[START Data excerpts]

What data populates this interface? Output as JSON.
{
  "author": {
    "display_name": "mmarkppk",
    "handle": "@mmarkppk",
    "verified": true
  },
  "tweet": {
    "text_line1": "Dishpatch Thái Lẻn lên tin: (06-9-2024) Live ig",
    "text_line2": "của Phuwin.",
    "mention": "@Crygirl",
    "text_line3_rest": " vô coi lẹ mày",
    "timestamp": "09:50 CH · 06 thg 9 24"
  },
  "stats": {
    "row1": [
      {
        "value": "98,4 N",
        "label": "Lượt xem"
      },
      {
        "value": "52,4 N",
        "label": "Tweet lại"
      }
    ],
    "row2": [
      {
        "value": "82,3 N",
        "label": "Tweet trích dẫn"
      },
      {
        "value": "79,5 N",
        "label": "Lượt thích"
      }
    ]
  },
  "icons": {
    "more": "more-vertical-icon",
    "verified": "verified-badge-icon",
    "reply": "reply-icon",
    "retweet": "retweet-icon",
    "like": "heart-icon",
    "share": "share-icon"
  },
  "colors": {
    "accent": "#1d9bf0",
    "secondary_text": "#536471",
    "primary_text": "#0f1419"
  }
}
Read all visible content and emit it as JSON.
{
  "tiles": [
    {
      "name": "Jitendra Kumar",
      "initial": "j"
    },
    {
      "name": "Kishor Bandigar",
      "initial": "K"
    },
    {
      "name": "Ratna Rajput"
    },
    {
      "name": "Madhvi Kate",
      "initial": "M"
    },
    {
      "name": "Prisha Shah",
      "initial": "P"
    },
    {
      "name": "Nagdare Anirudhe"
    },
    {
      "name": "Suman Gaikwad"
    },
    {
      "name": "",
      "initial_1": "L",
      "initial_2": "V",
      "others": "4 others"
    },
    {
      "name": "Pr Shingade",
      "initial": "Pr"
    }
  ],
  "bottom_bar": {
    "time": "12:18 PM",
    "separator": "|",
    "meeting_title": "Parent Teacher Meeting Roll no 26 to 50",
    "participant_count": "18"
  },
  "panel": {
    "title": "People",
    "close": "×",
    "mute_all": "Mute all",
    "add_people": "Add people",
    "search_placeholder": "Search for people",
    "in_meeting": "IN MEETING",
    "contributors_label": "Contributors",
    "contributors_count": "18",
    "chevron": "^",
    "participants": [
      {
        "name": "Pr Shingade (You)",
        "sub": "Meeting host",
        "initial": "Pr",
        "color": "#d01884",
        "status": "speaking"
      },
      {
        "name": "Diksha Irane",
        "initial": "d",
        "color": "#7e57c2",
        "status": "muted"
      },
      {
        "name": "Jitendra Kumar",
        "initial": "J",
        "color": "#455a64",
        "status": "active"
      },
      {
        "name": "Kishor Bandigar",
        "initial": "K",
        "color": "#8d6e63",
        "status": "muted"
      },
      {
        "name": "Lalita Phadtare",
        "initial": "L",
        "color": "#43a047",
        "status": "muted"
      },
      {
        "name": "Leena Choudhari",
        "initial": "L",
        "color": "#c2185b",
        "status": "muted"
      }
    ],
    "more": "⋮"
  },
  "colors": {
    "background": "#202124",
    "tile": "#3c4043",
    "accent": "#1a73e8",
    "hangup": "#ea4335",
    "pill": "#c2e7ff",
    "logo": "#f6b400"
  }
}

[END Data excerpts]

What to work on: All of the entries above need to be reproduced exactly.

Response to this exercise:
What data populates this interface? Output as JSON.
{
  "author": {
    "display_name": "mmarkppk",
    "handle": "@mmarkppk",
    "verified": true
  },
  "tweet": {
    "text_line1": "Dishpatch Thái Lẻn lên tin: (06-9-2024) Live ig",
    "text_line2": "của Phuwin.",
    "mention": "@Crygirl",
    "text_line3_rest": " vô coi lẹ mày",
    "timestamp": "09:50 CH · 06 thg 9 24"
  },
  "stats": {
    "row1": [
      {
        "value": "98,4 N",
        "label": "Lượt xem"
      },
      {
        "value": "52,4 N",
        "label": "Tweet lại"
      }
    ],
    "row2": [
      {
        "value": "82,3 N",
        "label": "Tweet trích dẫn"
      },
      {
        "value": "79,5 N",
        "label": "Lượt thích"
      }
    ]
  },
  "icons": {
    "more": "more-vertical-icon",
    "verified": "verified-badge-icon",
    "reply": "reply-icon",
    "retweet": "retweet-icon",
    "like": "heart-icon",
    "share": "share-icon"
  },
  "colors": {
    "accent": "#1d9bf0",
    "secondary_text": "#536471",
    "primary_text": "#0f1419"
  }
}
Read all visible content and emit it as JSON.
{
  "tiles": [
    {
      "name": "Jitendra Kumar",
      "initial": "j"
    },
    {
      "name": "Kishor Bandigar",
      "initial": "K"
    },
    {
      "name": "Ratna Rajput"
    },
    {
      "name": "Madhvi Kate",
      "initial": "M"
    },
    {
      "name": "Prisha Shah",
      "initial": "P"
    },
    {
      "name": "Nagdare Anirudhe"
    },
    {
      "name": "Suman Gaikwad"
    },
    {
      "name": "",
      "initial_1": "L",
      "initial_2": "V",
      "others": "4 others"
    },
    {
      "name": "Pr Shingade",
      "initial": "Pr"
    }
  ],
  "bottom_bar": {
    "time": "12:18 PM",
    "separator": "|",
    "meeting_title": "Parent Teacher Meeting Roll no 26 to 50",
    "participant_count": "18"
  },
  "panel": {
    "title": "People",
    "close": "×",
    "mute_all": "Mute all",
    "add_people": "Add people",
    "search_placeholder": "Search for people",
    "in_meeting": "IN MEETING",
    "contributors_label": "Contributors",
    "contributors_count": "18",
    "chevron": "^",
    "participants": [
      {
        "name": "Pr Shingade (You)",
        "sub": "Meeting host",
        "initial": "Pr",
        "color": "#d01884",
        "status": "speaking"
      },
      {
        "name": "Diksha Irane",
        "initial": "d",
        "color": "#7e57c2",
        "status": "muted"
      },
      {
        "name": "Jitendra Kumar",
        "initial": "J",
        "color": "#455a64",
        "status": "active"
      },
      {
        "name": "Kishor Bandigar",
        "initial": "K",
        "color": "#8d6e63",
        "status": "muted"
      },
      {
        "name": "Lalita Phadtare",
        "initial": "L",
        "color": "#43a047",
        "status": "muted"
      },
      {
        "name": "Leena Choudhari",
        "initial": "L",
        "color": "#c2185b",
        "status": "muted"
      }
    ],
    "more": "⋮"
  },
  "colors": {
    "background": "#202124",
    "tile": "#3c4043",
    "accent": "#1a73e8",
    "hangup": "#ea4335",
    "pill": "#c2e7ff",
    "logo": "#f6b400"
  }
}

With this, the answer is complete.